Restate the data exactly as given and keep the pictures out.

---- Data supplied

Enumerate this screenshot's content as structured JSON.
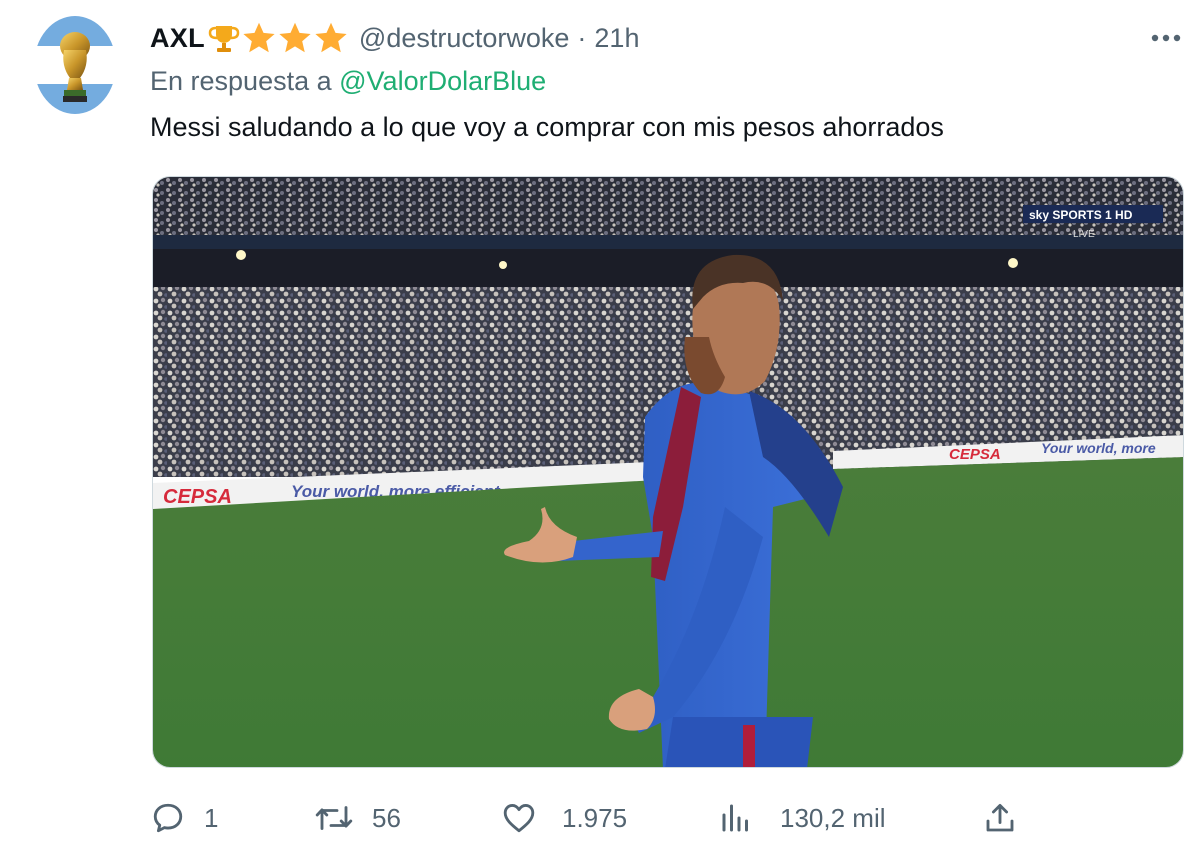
{
  "author": {
    "display_name": "AXL",
    "badges": [
      "trophy-emoji",
      "star-emoji",
      "star-emoji",
      "star-emoji"
    ],
    "handle": "@destructorwoke",
    "separator": "·",
    "time": "21h",
    "avatar_icon": "world-cup-trophy-icon"
  },
  "reply": {
    "prefix": "En respuesta a",
    "handle": "@ValorDolarBlue"
  },
  "text": "Messi saludando a lo que voy a comprar con mis pesos ahorrados",
  "media": {
    "description_icon": "football-player-photo",
    "broadcaster": "sky SPORTS 1 HD",
    "broadcaster_sub": "LIVE",
    "ad_brand": "CEPSA",
    "ad_slogan": "Your world, more efficient.",
    "ad_slogan_right": "Your world, more"
  },
  "actions": {
    "replies": "1",
    "retweets": "56",
    "likes": "1.975",
    "views": "130,2 mil"
  },
  "colors": {
    "text": "#0f1419",
    "secondary": "#536471",
    "link": "#1fae73"
  }
}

--------

Solution to this task
Enumerate this screenshot's content as structured JSON.
{
  "author": {
    "display_name": "AXL",
    "badges": [
      "trophy-emoji",
      "star-emoji",
      "star-emoji",
      "star-emoji"
    ],
    "handle": "@destructorwoke",
    "separator": "·",
    "time": "21h",
    "avatar_icon": "world-cup-trophy-icon"
  },
  "reply": {
    "prefix": "En respuesta a",
    "handle": "@ValorDolarBlue"
  },
  "text": "Messi saludando a lo que voy a comprar con mis pesos ahorrados",
  "media": {
    "description_icon": "football-player-photo",
    "broadcaster": "sky SPORTS 1 HD",
    "broadcaster_sub": "LIVE",
    "ad_brand": "CEPSA",
    "ad_slogan": "Your world, more efficient.",
    "ad_slogan_right": "Your world, more"
  },
  "actions": {
    "replies": "1",
    "retweets": "56",
    "likes": "1.975",
    "views": "130,2 mil"
  },
  "colors": {
    "text": "#0f1419",
    "secondary": "#536471",
    "link": "#1fae73"
  }
}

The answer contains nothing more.